TASK INSTRUCTIONS
Print the entire passage about Iraq's ancient sites and heritage tourism word for word, with every punctuation mark unchanged.

DOCUMENT TEXT
THE GARDEN OF EDEN AND THE hometown of Gilgamesh. The city of Ur, where Sumerian civilization flowered and the Biblical Abraham was born. Babylon, famed for its gardens and the codes of King Hammurabi. The roots of civilization itself lie in the delta of the Tigris and Euphrates rivers, the region once called Mesopotamia and home to modern Iraq. In 1923, Iraq established a board of antiquities to protect the country's estimated 100,000 historically significant sites, but decades of political unrest, war, and economic sanctions drove away most scholars and turned the looting of artifacts into a thriving industry. Since the U.S. invasion in 2003, the Cradle of Civilization is better known for car bombings and kidnappings than ancient archaeological wonders.

But Jeff Morgan '84 has another vision for Iraq--tourist destination. Within a decade, the forty-three-year-old former software executive insists, visitor dollars could be second only to oil revenue. As executive director of Global Heritage Fund (GHF), a San Francisco-based nonprofit conservancy, Morgan is employing a strategic combination of archaeological preservation and tourism promotion to transform some of world's most endangered regions. Currently, GHF has ten projects under way on five continents, from pre-Incan ruins in the highlands of Peru to the ancient city of Lijiang in China's Yunan Province. "We're going to use these sites as a cluster--to save the nature, protect the culture, provide jobs," Morgan says. "If you just go in there and restore the stones, that doesn't do it. You have to train the people, develop the tourism, help their living culture survive and prosper."

DATASET
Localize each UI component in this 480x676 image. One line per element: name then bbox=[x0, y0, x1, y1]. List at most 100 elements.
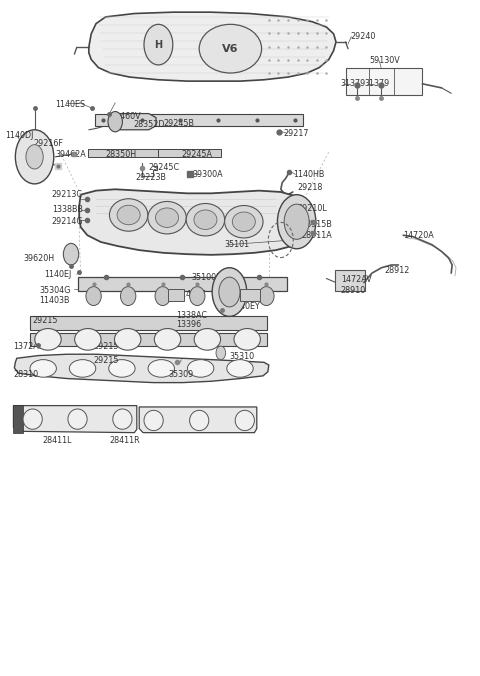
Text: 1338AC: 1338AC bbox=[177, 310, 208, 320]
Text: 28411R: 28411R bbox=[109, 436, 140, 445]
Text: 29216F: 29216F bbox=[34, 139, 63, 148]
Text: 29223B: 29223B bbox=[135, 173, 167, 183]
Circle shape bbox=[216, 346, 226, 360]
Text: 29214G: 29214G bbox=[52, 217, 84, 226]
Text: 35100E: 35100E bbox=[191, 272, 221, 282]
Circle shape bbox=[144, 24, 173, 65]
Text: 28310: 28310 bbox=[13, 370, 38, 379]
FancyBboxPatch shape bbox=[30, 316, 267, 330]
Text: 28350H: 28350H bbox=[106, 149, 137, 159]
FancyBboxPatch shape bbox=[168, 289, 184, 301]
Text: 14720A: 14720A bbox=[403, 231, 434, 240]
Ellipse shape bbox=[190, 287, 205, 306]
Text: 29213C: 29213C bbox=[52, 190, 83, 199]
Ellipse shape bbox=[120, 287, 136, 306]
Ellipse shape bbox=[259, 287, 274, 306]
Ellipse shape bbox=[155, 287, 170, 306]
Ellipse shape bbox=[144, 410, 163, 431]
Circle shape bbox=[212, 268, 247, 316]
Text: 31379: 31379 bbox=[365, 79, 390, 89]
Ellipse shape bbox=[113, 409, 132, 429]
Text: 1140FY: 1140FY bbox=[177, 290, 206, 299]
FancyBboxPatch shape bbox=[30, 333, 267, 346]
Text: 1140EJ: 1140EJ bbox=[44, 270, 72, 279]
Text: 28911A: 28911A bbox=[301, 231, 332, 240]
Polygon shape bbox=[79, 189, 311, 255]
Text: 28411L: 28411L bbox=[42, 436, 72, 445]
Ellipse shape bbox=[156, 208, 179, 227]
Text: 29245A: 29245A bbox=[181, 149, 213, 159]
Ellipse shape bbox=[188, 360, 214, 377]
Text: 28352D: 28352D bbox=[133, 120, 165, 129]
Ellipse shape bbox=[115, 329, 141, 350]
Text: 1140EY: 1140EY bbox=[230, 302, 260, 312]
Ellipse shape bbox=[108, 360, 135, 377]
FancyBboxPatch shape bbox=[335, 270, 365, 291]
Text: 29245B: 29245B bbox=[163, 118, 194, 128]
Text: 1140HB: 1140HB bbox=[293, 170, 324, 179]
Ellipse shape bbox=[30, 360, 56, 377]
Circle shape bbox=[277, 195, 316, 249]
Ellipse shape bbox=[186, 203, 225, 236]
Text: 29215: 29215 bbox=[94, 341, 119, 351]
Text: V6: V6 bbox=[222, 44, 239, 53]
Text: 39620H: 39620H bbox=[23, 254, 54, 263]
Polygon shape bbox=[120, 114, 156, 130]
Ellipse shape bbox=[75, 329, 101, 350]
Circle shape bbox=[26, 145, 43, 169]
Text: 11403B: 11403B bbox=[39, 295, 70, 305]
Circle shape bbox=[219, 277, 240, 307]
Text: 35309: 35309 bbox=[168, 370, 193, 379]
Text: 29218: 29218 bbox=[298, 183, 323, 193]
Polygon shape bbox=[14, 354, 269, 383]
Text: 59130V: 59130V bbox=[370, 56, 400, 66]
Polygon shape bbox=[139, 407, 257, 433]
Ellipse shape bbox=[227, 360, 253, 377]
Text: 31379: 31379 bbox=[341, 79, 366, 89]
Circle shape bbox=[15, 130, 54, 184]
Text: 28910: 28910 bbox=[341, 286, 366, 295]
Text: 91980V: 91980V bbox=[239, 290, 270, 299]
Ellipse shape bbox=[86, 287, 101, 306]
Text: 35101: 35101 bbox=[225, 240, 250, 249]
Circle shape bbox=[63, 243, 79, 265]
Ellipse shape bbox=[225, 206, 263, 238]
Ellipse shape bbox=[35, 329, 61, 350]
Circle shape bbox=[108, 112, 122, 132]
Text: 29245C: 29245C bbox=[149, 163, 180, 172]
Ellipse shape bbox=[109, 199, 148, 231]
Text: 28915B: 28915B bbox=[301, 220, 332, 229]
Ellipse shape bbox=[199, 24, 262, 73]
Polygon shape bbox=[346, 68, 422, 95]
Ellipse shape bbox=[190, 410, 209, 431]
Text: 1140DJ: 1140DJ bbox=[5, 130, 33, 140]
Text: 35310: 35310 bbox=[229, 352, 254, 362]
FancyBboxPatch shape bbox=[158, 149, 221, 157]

RESPONSE FOR THIS EXERCISE
THE GARDEN OF EDEN AND THE hometown of Gilgamesh. The city of Ur, where Sumerian civilization flowered and the Biblical Abraham was born. Babylon, famed for its gardens and the codes of King Hammurabi. The roots of civilization itself lie in the delta of the Tigris and Euphrates rivers, the region once called Mesopotamia and home to modern Iraq. In 1923, Iraq established a board of antiquities to protect the country's estimated 100,000 historically significant sites, but decades of political unrest, war, and economic sanctions drove away most scholars and turned the looting of artifacts into a thriving industry. Since the U.S. invasion in 2003, the Cradle of Civilization is better known for car bombings and kidnappings than ancient archaeological wonders.

But Jeff Morgan '84 has another vision for Iraq--tourist destination. Within a decade, the forty-three-year-old former software executive insists, visitor dollars could be second only to oil revenue. As executive director of Global Heritage Fund (GHF), a San Francisco-based nonprofit conservancy, Morgan is employing a strategic combination of archaeological preservation and tourism promotion to transform some of world's most endangered regions. Currently, GHF has ten projects under way on five continents, from pre-Incan ruins in the highlands of Peru to the ancient city of Lijiang in China's Yunan Province. "We're going to use these sites as a cluster--to save the nature, protect the culture, provide jobs," Morgan says. "If you just go in there and restore the stones, that doesn't do it. You have to train the people, develop the tourism, help their living culture survive and prosper."